== Records for processing
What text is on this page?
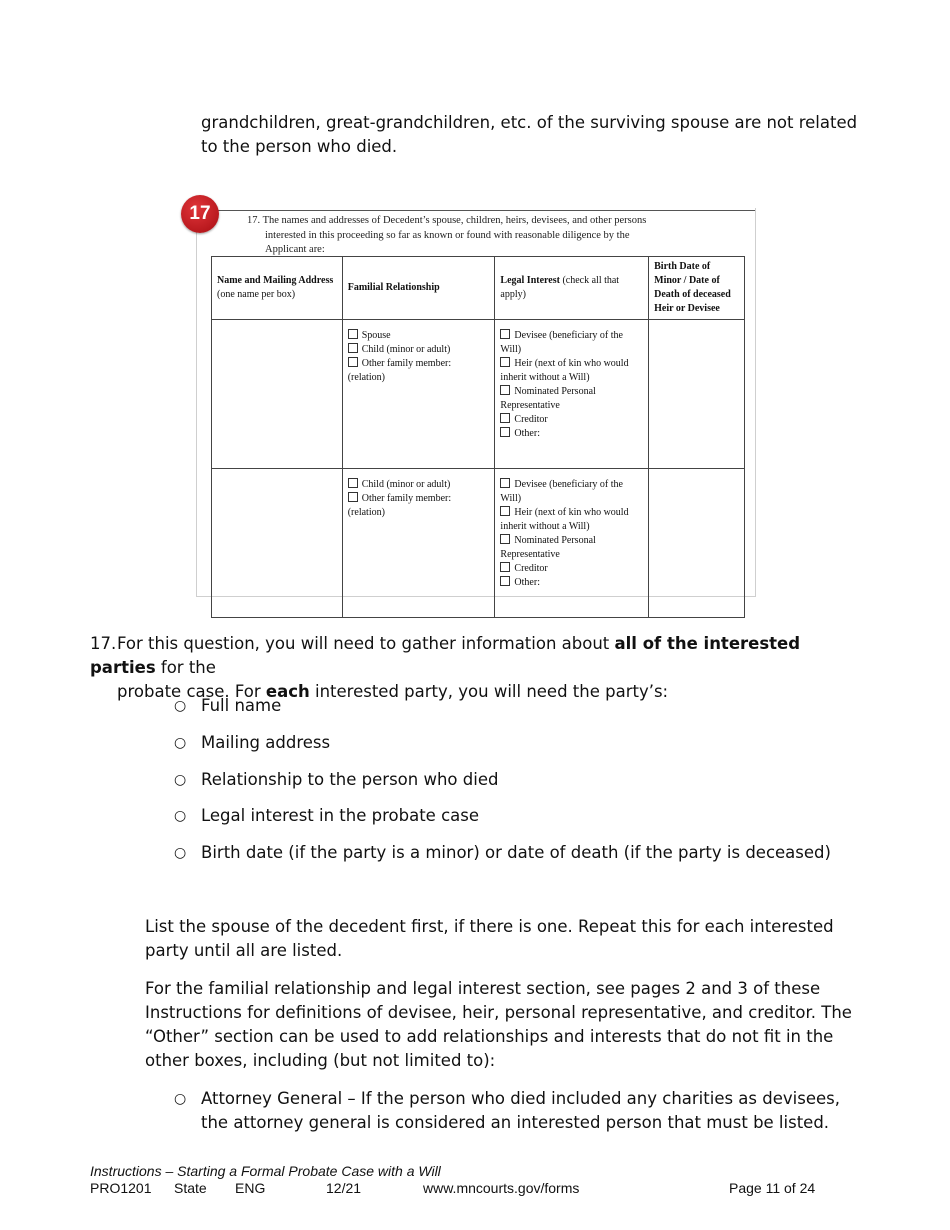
grandchildren, great-grandchildren, etc. of the surviving spouse are not related to the person who died.
17. The names and addresses of Decedent’s spouse, children, heirs, devisees, and other persons
interested in this proceeding so far as known or found with reasonable diligence by the
Applicant are:
Name and Mailing Address (one name per box)	Familial Relationship	Legal Interest (check all that apply)	Birth Date of Minor / Date of Death of deceased Heir or Devisee

	Spouse
Child (minor or adult)
Other family member:
(relation)	Devisee (beneficiary of the Will)
Heir (next of kin who would inherit without a Will)
Nominated Personal Representative
Creditor
Other:	

	Child (minor or adult)
Other family member:
(relation)	Devisee (beneficiary of the Will)
Heir (next of kin who would inherit without a Will)
Nominated Personal Representative
Creditor
Other:	

17
17.For this question, you will need to gather information about all of the interested parties for the
probate case. For each interested party, you will need the party’s:
○ Full name
○ Mailing address
○ Relationship to the person who died
○ Legal interest in the probate case
○ Birth date (if the party is a minor) or date of death (if the party is deceased)
List the spouse of the decedent first, if there is one. Repeat this for each interested party until all are listed.
For the familial relationship and legal interest section, see pages 2 and 3 of these Instructions for definitions of devisee, heir, personal representative, and creditor. The “Other” section can be used to add relationships and interests that do not fit in the other boxes, including (but not limited to):
○ Attorney General – If the person who died included any charities as devisees, the attorney general is considered an interested person that must be listed.
Instructions – Starting a Formal Probate Case with a Will
PRO1201 State ENG	12/21	www.mncourts.gov/forms	Page 11 of 24
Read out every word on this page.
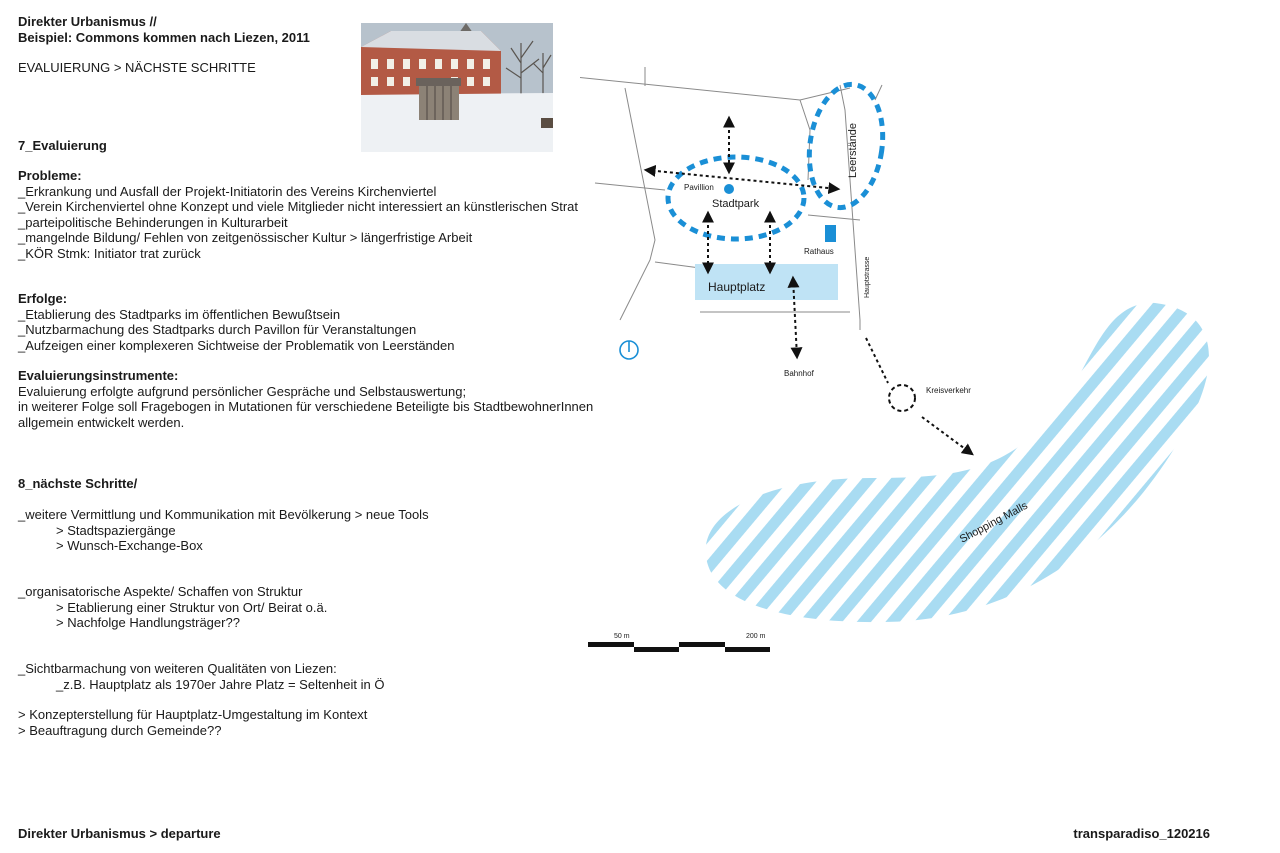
Direkter Urbanismus //
Beispiel: Commons kommen nach Liezen, 2011
EVALUIERUNG > NÄCHSTE SCHRITTE
7_Evaluierung
Probleme:
_Erkrankung und Ausfall der Projekt-Initiatorin des Vereins Kirchenviertel
_Verein Kirchenviertel ohne Konzept und viele Mitglieder nicht interessiert an künstlerischen Strat
_parteipolitische Behinderungen in Kulturarbeit
_mangelnde Bildung/ Fehlen von zeitgenössischer Kultur > längerfristige Arbeit
_KÖR Stmk: Initiator trat zurück
Erfolge:
_Etablierung des Stadtparks im öffentlichen Bewußtsein
_Nutzbarmachung des Stadtparks durch Pavillon für Veranstaltungen
_Aufzeigen einer komplexeren Sichtweise der Problematik von Leerständen
Evaluierungsinstrumente:
Evaluierung erfolgte aufgrund persönlicher Gespräche und Selbstauswertung;
in weiterer Folge soll Fragebogen in Mutationen für verschiedene Beteiligte bis StadtbewohnerInnen
allgemein entwickelt werden.
8_nächste Schritte/
_weitere Vermittlung und Kommunikation mit Bevölkerung > neue Tools
> Stadtspaziergänge
> Wunsch-Exchange-Box
_organisatorische Aspekte/ Schaffen von Struktur
> Etablierung einer Struktur von Ort/ Beirat o.ä.
> Nachfolge Handlungsträger??
_Sichtbarmachung von weiteren Qualitäten von Liezen:
_z.B. Hauptplatz als 1970er Jahre Platz = Seltenheit in Ö
> Konzepterstellung für Hauptplatz-Umgestaltung im Kontext
> Beauftragung durch Gemeinde??
Hauptplatz
Pavillion
Stadtpark
Leerstände
Rathaus
Hauptstrasse
Bahnhof
Kreisverkehr
Shopping Malls
50 m	200 m
Direkter Urbanismus > departure	transparadiso_120216
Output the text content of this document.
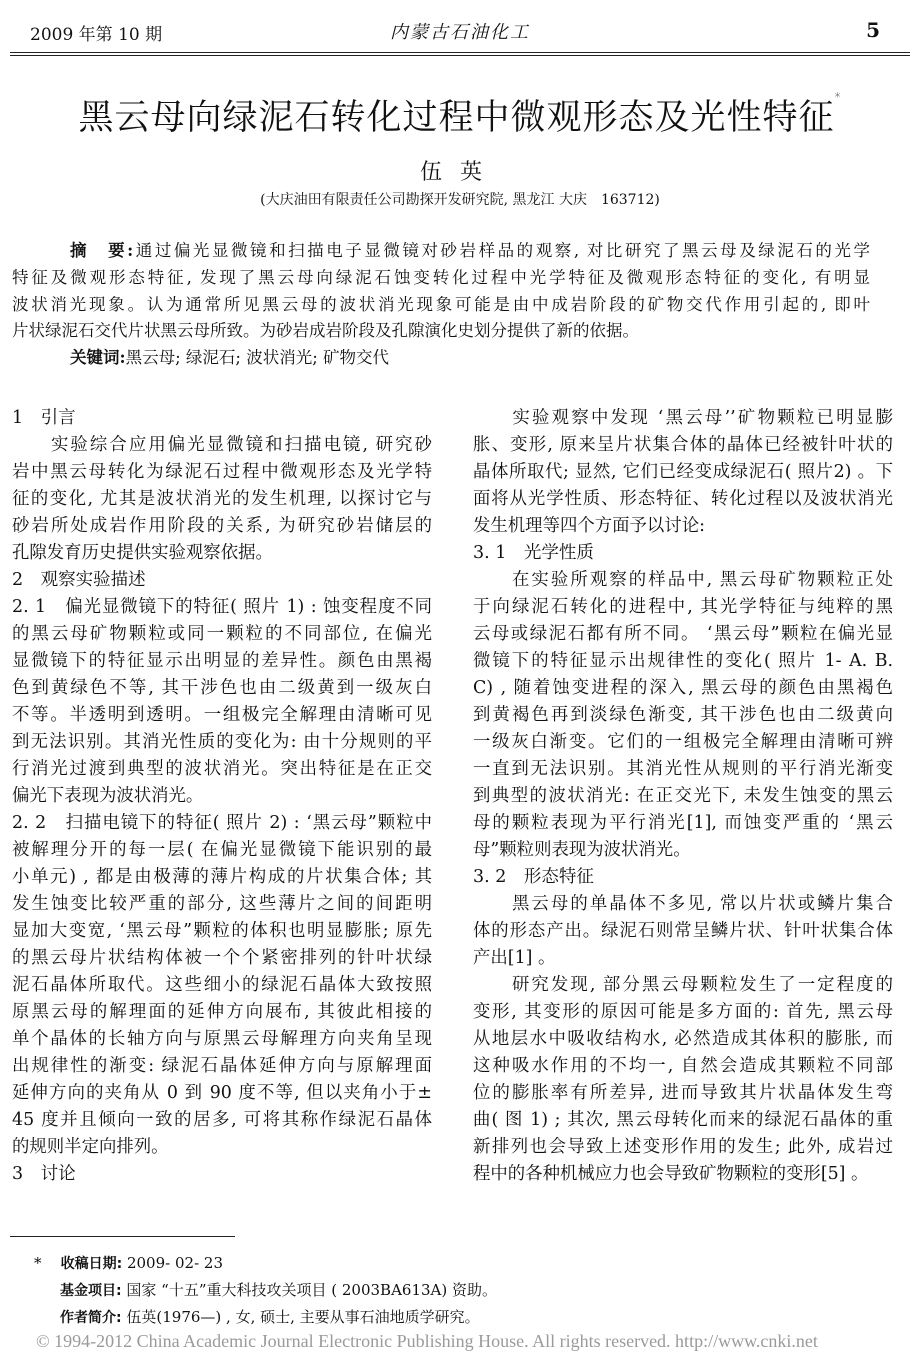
2009 年第 10 期	内蒙古石油化工	5
黑云母向绿泥石转化过程中微观形态及光性特征*
伍英
(大庆油田有限责任公司勘探开发研究院, 黑龙江 大庆　163712)
摘　要:通过偏光显微镜和扫描电子显微镜对砂岩样品的观察, 对比研究了黑云母及绿泥石的光学
特征及微观形态特征, 发现了黑云母向绿泥石蚀变转化过程中光学特征及微观形态特征的变化, 有明显
波状消光现象。认为通常所见黑云母的波状消光现象可能是由中成岩阶段的矿物交代作用引起的, 即叶
片状绿泥石交代片状黑云母所致。为砂岩成岩阶段及孔隙演化史划分提供了新的依据。
关键词:黑云母; 绿泥石; 波状消光; 矿物交代
1　引言
　　实验综合应用偏光显微镜和扫描电镜, 研究砂
岩中黑云母转化为绿泥石过程中微观形态及光学特
征的变化, 尤其是波状消光的发生机理, 以探讨它与
砂岩所处成岩作用阶段的关系, 为研究砂岩储层的
孔隙发育历史提供实验观察依据。
2　观察实验描述
2. 1　偏光显微镜下的特征( 照片 1) : 蚀变程度不同
的黑云母矿物颗粒或同一颗粒的不同部位, 在偏光
显微镜下的特征显示出明显的差异性。颜色由黑褐
色到黄绿色不等, 其干涉色也由二级黄到一级灰白
不等。半透明到透明。一组极完全解理由清晰可见
到无法识别。其消光性质的变化为: 由十分规则的平
行消光过渡到典型的波状消光。突出特征是在正交
偏光下表现为波状消光。
2. 2　扫描电镜下的特征( 照片 2) : ‘黑云母”颗粒中
被解理分开的每一层( 在偏光显微镜下能识别的最
小单元) , 都是由极薄的薄片构成的片状集合体; 其
发生蚀变比较严重的部分, 这些薄片之间的间距明
显加大变宽, ‘黑云母”颗粒的体积也明显膨胀; 原先
的黑云母片状结构体被一个个紧密排列的针叶状绿
泥石晶体所取代。这些细小的绿泥石晶体大致按照
原黑云母的解理面的延伸方向展布, 其彼此相接的
单个晶体的长轴方向与原黑云母解理方向夹角呈现
出规律性的渐变: 绿泥石晶体延伸方向与原解理面
延伸方向的夹角从 0 到 90 度不等, 但以夹角小于±
45 度并且倾向一致的居多, 可将其称作绿泥石晶体
的规则半定向排列。
3　讨论
　　实验观察中发现 ‘黑云母’’矿物颗粒已明显膨
胀、变形, 原来呈片状集合体的晶体已经被针叶状的
晶体所取代; 显然, 它们已经变成绿泥石( 照片2) 。下
面将从光学性质、形态特征、转化过程以及波状消光
发生机理等四个方面予以讨论:
3. 1　光学性质
　　在实验所观察的样品中, 黑云母矿物颗粒正处
于向绿泥石转化的进程中, 其光学特征与纯粹的黑
云母或绿泥石都有所不同。 ‘黑云母”颗粒在偏光显
微镜下的特征显示出规律性的变化( 照片 1- A. B.
C) , 随着蚀变进程的深入, 黑云母的颜色由黑褐色
到黄褐色再到淡绿色渐变, 其干涉色也由二级黄向
一级灰白渐变。它们的一组极完全解理由清晰可辨
一直到无法识别。其消光性从规则的平行消光渐变
到典型的波状消光: 在正交光下, 未发生蚀变的黑云
母的颗粒表现为平行消光[1], 而蚀变严重的 ‘黑云
母”颗粒则表现为波状消光。
3. 2　形态特征
　　黑云母的单晶体不多见, 常以片状或鳞片集合
体的形态产出。绿泥石则常呈鳞片状、针叶状集合体
产出[1] 。
　　研究发现, 部分黑云母颗粒发生了一定程度的
变形, 其变形的原因可能是多方面的: 首先, 黑云母
从地层水中吸收结构水, 必然造成其体积的膨胀, 而
这种吸水作用的不均一, 自然会造成其颗粒不同部
位的膨胀率有所差异, 进而导致其片状晶体发生弯
曲( 图 1) ; 其次, 黑云母转化而来的绿泥石晶体的重
新排列也会导致上述变形作用的发生; 此外, 成岩过
程中的各种机械应力也会导致矿物颗粒的变形[5] 。
* 收稿日期: 2009- 02- 23
基金项目: 国家 “十五”重大科技攻关项目 ( 2003BA613A) 资助。
作者简介: 伍英(1976—) , 女, 硕士, 主要从事石油地质学研究。
© 1994-2012 China Academic Journal Electronic Publishing House. All rights reserved. http://www.cnki.net
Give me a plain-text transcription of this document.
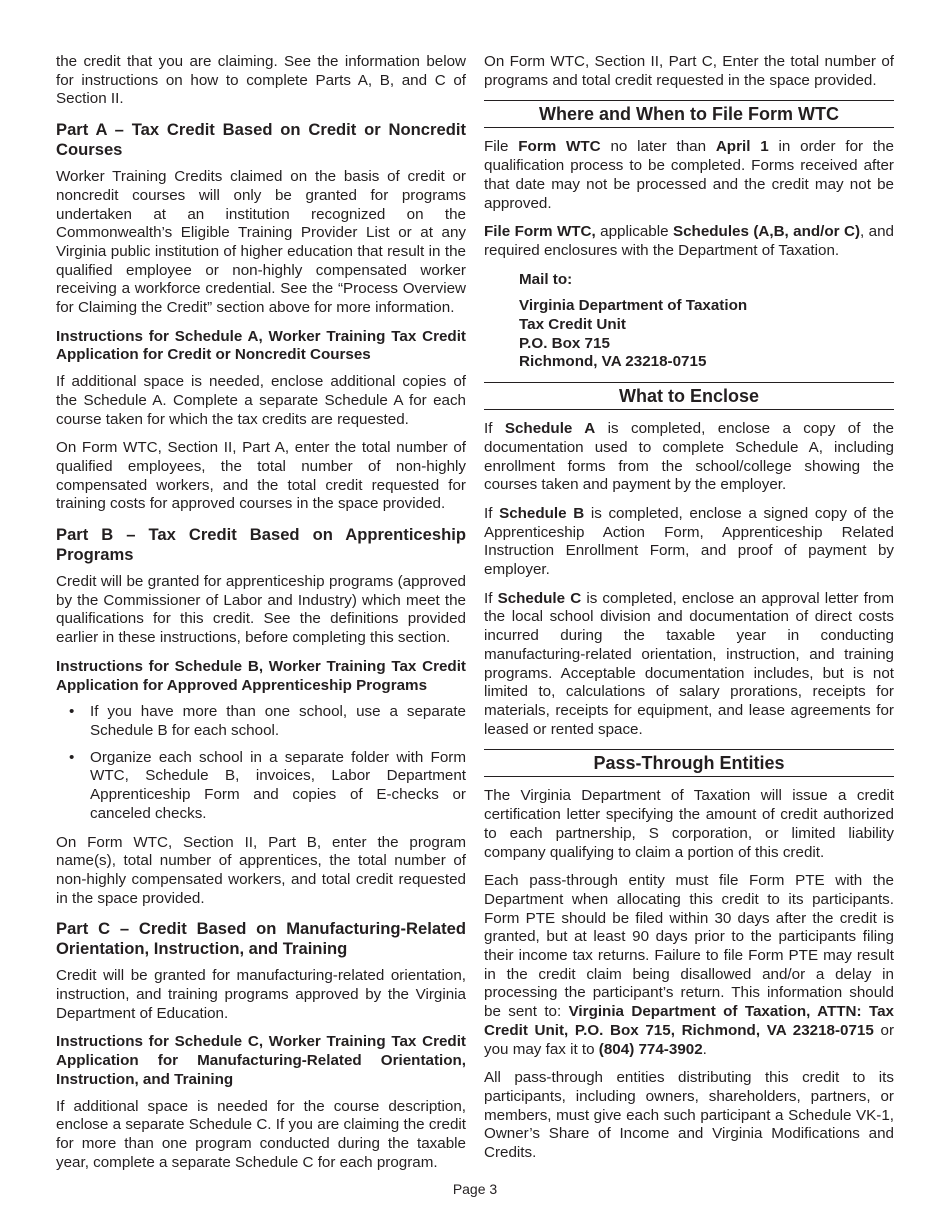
the credit that you are claiming. See the information below for instructions on how to complete Parts A, B, and C of Section II.

Part A – Tax Credit Based on Credit or Noncredit Courses

Worker Training Credits claimed on the basis of credit or noncredit courses will only be granted for programs undertaken at an institution recognized on the Commonwealth’s Eligible Training Provider List or at any Virginia public institution of higher education that result in the qualified employee or non-highly compensated worker receiving a workforce credential. See the “Process Overview for Claiming the Credit” section above for more information.

Instructions for Schedule A, Worker Training Tax Credit Application for Credit or Noncredit Courses

If additional space is needed, enclose additional copies of the Schedule A. Complete a separate Schedule A for each course taken for which the tax credits are requested.

On Form WTC, Section II, Part A, enter the total number of qualified employees, the total number of non-highly compensated workers, and the total credit requested for training costs for approved courses in the space provided.

Part B – Tax Credit Based on Apprenticeship Programs

Credit will be granted for apprenticeship programs (approved by the Commissioner of Labor and Industry) which meet the qualifications for this credit. See the definitions provided earlier in these instructions, before completing this section.

Instructions for Schedule B, Worker Training Tax Credit Application for Approved Apprenticeship Programs
• If you have more than one school, use a separate Schedule B for each school.
• Organize each school in a separate folder with Form WTC, Schedule B, invoices, Labor Department Apprenticeship Form and copies of E-checks or canceled checks.

On Form WTC, Section II, Part B, enter the program name(s), total number of apprentices, the total number of non-highly compensated workers, and total credit requested in the space provided.

Part C – Credit Based on Manufacturing-Related Orientation, Instruction, and Training

Credit will be granted for manufacturing-related orientation, instruction, and training programs approved by the Virginia Department of Education.

Instructions for Schedule C, Worker Training Tax Credit Application for Manufacturing-Related Orientation, Instruction, and Training

If additional space is needed for the course description, enclose a separate Schedule C. If you are claiming the credit for more than one program conducted during the taxable year, complete a separate Schedule C for each program.

On Form WTC, Section II, Part C, Enter the total number of programs and total credit requested in the space provided.

Where and When to File Form WTC

File Form WTC no later than April 1 in order for the qualification process to be completed. Forms received after that date may not be processed and the credit may not be approved.

File Form WTC, applicable Schedules (A,B, and/or C), and required enclosures with the Department of Taxation.

Mail to:
Virginia Department of Taxation
Tax Credit Unit
P.O. Box 715
Richmond, VA 23218-0715
What to Enclose

If Schedule A is completed, enclose a copy of the documentation used to complete Schedule A, including enrollment forms from the school/college showing the courses taken and payment by the employer.

If Schedule B is completed, enclose a signed copy of the Apprenticeship Action Form, Apprenticeship Related Instruction Enrollment Form, and proof of payment by employer.

If Schedule C is completed, enclose an approval letter from the local school division and documentation of direct costs incurred during the taxable year in conducting manufacturing-related orientation, instruction, and training programs. Acceptable documentation includes, but is not limited to, calculations of salary prorations, receipts for materials, receipts for equipment, and lease agreements for leased or rented space.

Pass-Through Entities

The Virginia Department of Taxation will issue a credit certification letter specifying the amount of credit authorized to each partnership, S corporation, or limited liability company qualifying to claim a portion of this credit.

Each pass-through entity must file Form PTE with the Department when allocating this credit to its participants. Form PTE should be filed within 30 days after the credit is granted, but at least 90 days prior to the participants filing their income tax returns. Failure to file Form PTE may result in the credit claim being disallowed and/or a delay in processing the participant’s return. This information should be sent to: Virginia Department of Taxation, ATTN: Tax Credit Unit, P.O. Box 715, Richmond, VA 23218-0715 or you may fax it to (804) 774-3902.

All pass-through entities distributing this credit to its participants, including owners, shareholders, partners, or members, must give each such participant a Schedule VK-1, Owner’s Share of Income and Virginia Modifications and Credits.

Page 3
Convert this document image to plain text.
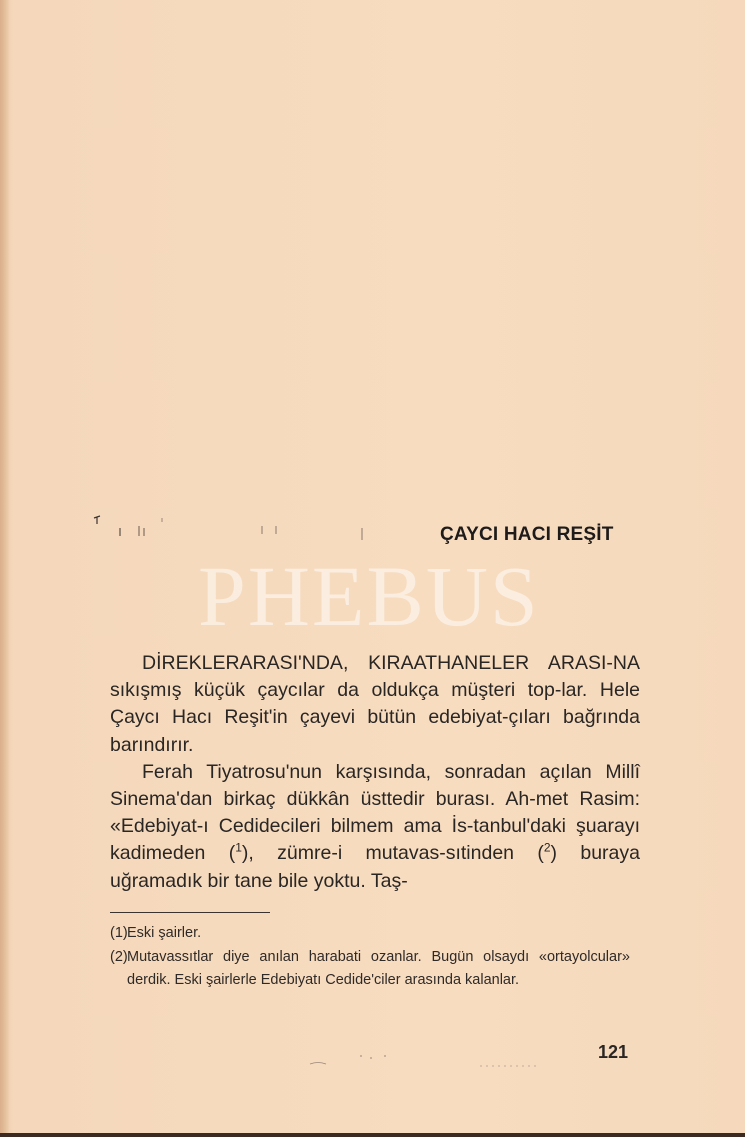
PHEBUS
ÇAYCI HACI REŞİT

DİREKLERARASI'NDA, KIRAATHANELER ARASI-NA sıkışmış küçük çaycılar da oldukça müşteri top-lar. Hele Çaycı Hacı Reşit'in çayevi bütün edebiyat-çıları bağrında barındırır.

Ferah Tiyatrosu'nun karşısında, sonradan açılan Millî Sinema'dan birkaç dükkân üsttedir burası. Ah-met Rasim: «Edebiyat-ı Cedidecileri bilmem ama İs-tanbul'daki şuarayı kadimeden ($^1$), zümre-i mutavas-sıtinden ($^2$) buraya uğramadık bir tane bile yoktu. Taş-

(1) Eski şairler.

(2) Mutavassıtlar diye anılan harabati ozanlar. Bugün olsaydı «ortayolcular» derdik. Eski şairlerle Edebiyatı Cedide'ciler arasında kalanlar.

121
====
• Task: Search the data above for the string "listed" and copy each line that has it.

• Answer for the task:
List the spouse of the decedent first, if there is one. Repeat this for each interested party until all are listed.
○ Attorney General – If the person who died included any charities as devisees, the attorney general is considered an interested person that must be listed.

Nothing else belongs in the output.